* Begin Exercise materials *
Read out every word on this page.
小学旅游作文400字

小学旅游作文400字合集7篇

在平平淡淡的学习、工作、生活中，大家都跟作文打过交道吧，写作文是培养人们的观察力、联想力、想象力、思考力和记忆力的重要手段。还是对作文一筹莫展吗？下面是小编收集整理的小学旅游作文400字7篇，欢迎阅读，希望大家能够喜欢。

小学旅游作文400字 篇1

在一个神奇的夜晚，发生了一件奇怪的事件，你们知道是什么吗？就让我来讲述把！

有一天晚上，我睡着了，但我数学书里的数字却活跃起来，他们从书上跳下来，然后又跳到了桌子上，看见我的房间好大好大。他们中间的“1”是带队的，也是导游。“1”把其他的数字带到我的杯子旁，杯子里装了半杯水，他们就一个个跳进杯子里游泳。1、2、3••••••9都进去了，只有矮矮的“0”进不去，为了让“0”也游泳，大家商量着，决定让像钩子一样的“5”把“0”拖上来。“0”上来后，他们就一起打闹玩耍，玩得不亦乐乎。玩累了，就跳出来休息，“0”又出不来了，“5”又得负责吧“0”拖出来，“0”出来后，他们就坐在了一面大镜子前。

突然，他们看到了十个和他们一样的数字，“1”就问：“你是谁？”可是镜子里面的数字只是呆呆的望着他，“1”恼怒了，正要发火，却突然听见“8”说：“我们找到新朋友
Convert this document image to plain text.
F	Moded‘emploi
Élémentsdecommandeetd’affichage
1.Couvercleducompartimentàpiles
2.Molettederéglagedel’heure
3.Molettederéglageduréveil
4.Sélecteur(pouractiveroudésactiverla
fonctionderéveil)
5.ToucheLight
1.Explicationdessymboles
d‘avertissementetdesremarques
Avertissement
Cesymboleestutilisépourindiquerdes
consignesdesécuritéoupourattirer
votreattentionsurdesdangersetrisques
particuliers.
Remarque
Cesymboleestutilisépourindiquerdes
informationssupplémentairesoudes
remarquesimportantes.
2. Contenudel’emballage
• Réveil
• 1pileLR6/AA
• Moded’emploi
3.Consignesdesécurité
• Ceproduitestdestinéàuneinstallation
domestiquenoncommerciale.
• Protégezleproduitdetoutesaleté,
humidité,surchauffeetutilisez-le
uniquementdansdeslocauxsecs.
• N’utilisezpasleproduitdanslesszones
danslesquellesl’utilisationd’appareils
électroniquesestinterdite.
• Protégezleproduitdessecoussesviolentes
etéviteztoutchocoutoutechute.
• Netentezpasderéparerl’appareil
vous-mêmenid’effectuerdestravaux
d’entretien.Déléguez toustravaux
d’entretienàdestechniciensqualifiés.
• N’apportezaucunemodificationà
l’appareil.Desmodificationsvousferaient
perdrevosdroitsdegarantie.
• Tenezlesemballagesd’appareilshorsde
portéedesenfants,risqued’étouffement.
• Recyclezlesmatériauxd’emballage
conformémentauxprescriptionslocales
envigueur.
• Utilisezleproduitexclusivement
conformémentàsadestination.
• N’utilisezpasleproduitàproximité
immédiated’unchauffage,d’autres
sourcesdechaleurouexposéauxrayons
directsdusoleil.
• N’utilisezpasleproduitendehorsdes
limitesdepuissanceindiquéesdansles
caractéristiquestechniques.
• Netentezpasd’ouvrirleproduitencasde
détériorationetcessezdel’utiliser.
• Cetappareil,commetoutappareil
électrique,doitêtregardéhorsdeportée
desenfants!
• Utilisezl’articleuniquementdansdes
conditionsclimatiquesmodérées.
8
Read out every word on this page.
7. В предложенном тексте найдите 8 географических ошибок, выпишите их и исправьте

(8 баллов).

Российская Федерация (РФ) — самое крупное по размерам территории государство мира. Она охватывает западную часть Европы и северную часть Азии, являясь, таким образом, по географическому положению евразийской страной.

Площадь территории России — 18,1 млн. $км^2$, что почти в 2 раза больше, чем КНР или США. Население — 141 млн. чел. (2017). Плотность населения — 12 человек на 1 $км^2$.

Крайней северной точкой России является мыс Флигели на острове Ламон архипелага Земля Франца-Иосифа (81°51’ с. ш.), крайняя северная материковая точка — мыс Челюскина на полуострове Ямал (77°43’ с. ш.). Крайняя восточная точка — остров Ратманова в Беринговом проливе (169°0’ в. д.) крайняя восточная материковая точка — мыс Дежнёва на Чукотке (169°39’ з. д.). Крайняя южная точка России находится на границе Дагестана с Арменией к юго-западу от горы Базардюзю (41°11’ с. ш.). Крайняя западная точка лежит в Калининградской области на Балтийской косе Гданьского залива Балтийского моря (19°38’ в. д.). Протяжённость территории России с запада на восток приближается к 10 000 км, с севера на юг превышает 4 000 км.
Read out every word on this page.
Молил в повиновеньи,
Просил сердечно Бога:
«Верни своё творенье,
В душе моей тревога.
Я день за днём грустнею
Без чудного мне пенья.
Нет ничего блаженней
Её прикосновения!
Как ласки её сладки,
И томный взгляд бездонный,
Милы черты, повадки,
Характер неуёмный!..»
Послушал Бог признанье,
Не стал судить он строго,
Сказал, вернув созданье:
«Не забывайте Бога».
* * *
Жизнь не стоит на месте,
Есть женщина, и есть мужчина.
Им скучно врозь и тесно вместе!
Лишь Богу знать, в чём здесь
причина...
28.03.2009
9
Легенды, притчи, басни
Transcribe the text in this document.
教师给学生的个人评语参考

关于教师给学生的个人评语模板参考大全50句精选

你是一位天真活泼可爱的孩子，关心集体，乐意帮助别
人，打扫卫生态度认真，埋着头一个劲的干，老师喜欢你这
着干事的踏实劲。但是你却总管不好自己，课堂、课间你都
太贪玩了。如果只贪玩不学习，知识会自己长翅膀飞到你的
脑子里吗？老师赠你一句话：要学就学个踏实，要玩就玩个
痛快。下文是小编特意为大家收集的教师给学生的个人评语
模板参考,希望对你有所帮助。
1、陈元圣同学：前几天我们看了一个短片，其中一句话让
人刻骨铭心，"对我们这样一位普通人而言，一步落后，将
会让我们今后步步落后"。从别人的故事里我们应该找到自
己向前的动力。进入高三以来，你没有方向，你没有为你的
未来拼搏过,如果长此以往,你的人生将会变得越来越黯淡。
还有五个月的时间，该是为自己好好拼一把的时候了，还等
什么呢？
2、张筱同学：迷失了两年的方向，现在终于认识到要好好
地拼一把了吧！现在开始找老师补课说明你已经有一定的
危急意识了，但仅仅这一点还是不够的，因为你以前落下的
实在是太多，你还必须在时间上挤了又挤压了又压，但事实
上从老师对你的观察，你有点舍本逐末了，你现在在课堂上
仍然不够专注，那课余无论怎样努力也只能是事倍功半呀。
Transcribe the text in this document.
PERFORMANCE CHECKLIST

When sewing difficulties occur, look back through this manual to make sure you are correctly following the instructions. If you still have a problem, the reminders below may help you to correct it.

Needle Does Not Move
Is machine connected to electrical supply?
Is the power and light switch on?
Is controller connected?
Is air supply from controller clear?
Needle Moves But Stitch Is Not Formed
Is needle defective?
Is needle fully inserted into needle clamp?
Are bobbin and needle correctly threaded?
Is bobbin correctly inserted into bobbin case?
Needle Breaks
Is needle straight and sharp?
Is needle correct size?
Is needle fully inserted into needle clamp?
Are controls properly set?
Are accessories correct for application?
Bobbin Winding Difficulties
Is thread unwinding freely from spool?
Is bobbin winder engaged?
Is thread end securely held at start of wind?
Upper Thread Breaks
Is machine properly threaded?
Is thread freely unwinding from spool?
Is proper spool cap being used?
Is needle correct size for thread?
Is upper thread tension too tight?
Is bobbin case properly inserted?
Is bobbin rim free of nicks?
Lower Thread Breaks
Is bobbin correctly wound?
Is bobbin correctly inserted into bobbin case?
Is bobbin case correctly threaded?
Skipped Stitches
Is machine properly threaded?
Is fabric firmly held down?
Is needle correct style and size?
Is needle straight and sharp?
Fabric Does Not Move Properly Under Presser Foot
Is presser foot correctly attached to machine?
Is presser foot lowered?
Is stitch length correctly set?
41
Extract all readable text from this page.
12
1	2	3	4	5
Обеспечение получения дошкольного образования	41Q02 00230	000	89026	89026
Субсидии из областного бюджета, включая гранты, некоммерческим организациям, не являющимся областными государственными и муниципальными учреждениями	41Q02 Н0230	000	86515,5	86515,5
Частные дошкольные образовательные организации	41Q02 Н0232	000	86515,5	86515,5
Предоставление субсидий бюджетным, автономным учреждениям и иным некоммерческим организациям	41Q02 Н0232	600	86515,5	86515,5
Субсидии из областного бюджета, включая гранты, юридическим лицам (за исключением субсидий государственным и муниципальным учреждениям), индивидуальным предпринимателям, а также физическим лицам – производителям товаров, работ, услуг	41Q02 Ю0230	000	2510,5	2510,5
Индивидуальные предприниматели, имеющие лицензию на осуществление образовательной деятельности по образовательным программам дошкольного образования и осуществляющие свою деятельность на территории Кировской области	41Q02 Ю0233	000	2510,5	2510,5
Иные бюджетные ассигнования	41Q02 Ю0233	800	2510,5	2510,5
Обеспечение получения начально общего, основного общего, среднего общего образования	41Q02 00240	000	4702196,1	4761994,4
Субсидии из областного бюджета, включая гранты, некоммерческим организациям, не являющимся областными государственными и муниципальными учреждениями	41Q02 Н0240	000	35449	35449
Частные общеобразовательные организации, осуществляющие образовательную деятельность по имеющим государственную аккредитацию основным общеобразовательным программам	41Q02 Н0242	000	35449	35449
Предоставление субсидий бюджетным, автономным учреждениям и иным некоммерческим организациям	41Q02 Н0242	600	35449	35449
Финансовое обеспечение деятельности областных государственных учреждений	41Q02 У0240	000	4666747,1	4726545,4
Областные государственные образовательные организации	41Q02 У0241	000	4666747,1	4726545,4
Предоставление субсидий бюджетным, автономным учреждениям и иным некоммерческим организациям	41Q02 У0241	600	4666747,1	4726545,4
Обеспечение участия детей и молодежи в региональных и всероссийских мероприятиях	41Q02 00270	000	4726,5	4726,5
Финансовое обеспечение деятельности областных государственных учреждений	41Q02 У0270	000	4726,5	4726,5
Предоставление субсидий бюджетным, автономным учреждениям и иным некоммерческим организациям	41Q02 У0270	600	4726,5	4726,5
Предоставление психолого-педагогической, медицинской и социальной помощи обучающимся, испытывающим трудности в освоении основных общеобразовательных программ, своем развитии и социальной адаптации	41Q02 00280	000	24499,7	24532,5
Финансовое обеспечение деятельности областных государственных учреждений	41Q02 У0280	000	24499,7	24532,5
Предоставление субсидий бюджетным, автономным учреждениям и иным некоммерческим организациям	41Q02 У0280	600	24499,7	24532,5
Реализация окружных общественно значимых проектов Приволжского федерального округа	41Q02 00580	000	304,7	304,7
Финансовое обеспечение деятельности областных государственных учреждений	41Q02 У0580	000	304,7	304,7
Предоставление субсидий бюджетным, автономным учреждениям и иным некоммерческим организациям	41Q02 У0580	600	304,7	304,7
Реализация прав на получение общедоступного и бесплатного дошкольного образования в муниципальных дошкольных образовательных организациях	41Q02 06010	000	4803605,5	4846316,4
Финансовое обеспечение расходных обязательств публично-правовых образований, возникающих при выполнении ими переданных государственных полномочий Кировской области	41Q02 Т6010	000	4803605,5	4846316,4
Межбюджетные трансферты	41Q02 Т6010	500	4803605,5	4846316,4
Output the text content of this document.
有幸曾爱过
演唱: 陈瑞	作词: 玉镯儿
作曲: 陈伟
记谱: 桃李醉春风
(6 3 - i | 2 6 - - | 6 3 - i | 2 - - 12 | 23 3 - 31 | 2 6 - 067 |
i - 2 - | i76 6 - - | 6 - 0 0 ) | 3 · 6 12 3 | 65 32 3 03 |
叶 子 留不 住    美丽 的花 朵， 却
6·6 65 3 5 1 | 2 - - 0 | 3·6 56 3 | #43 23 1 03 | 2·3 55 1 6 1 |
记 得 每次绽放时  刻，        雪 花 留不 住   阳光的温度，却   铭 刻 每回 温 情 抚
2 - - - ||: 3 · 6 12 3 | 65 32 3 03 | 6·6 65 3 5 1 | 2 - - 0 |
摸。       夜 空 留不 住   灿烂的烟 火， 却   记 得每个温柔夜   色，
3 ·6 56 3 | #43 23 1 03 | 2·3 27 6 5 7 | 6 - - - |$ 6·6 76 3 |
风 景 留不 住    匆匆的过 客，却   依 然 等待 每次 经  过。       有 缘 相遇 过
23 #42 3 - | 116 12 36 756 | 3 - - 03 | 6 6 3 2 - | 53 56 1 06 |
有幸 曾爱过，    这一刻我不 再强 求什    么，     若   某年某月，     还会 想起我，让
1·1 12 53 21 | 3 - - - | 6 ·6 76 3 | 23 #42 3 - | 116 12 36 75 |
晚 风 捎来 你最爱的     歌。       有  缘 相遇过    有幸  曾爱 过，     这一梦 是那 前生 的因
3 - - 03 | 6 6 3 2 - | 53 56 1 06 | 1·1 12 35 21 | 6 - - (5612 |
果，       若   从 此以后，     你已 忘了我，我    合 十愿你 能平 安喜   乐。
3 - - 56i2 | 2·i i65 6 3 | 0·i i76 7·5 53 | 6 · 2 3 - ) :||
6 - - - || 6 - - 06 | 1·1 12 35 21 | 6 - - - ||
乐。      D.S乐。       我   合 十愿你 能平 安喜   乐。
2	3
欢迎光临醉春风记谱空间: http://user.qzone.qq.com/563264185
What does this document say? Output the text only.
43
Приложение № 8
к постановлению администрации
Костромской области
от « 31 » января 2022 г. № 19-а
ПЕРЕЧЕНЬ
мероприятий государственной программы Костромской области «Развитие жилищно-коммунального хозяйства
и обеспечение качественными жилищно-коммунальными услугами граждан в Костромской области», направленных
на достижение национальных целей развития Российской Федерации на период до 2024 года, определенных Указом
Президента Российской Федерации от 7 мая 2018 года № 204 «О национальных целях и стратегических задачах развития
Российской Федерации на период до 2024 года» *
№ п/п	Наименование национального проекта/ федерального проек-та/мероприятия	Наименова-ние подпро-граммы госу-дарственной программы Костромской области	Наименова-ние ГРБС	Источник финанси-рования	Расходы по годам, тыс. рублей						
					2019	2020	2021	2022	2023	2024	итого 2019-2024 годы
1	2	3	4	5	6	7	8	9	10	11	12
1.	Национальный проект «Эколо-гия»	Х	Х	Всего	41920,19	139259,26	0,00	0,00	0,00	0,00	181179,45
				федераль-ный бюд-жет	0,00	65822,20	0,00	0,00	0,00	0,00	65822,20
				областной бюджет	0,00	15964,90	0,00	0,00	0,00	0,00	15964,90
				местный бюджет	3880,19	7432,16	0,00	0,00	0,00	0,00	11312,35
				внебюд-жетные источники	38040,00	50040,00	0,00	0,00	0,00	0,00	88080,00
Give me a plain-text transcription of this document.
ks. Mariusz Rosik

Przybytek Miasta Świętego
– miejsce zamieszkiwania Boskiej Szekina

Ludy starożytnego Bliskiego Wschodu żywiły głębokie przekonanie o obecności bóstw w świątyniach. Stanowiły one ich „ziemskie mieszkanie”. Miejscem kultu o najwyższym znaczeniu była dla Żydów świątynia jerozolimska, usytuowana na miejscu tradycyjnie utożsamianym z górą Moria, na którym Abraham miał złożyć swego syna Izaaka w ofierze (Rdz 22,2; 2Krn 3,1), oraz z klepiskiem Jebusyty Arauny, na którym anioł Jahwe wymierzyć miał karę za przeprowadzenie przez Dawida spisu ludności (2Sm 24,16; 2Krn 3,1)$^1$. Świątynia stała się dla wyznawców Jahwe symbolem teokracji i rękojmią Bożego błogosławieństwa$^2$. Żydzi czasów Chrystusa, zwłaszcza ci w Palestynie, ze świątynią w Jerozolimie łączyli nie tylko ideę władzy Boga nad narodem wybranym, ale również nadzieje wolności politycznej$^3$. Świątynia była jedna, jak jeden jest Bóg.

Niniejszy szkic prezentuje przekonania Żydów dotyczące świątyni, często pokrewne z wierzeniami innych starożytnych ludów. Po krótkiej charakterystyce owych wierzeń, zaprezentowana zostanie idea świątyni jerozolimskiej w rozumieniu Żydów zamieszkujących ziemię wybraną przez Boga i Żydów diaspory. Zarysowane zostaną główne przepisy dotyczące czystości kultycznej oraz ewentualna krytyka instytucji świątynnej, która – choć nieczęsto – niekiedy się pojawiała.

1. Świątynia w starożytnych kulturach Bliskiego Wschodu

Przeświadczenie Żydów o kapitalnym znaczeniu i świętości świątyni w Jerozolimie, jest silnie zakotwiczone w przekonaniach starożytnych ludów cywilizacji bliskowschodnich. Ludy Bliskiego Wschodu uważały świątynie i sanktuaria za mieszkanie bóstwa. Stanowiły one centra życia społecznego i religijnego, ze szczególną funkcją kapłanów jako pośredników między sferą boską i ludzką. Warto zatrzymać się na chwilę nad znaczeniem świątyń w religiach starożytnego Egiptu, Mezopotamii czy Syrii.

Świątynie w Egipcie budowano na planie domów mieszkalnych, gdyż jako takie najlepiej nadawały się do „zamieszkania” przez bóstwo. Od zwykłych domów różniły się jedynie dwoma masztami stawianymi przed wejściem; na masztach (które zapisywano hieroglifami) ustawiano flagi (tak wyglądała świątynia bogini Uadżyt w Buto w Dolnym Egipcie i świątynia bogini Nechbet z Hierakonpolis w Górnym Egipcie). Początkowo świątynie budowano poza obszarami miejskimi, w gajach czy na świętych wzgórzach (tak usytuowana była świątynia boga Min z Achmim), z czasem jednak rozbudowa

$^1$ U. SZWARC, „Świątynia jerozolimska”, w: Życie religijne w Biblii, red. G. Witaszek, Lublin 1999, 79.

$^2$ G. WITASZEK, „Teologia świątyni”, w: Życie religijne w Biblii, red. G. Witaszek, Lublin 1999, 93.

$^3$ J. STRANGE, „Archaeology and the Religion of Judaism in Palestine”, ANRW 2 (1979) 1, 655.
* End Exercise materials *
Say how many lines of the data hold the string "text". Reply with the number alone.

▸ **Worked answer**
7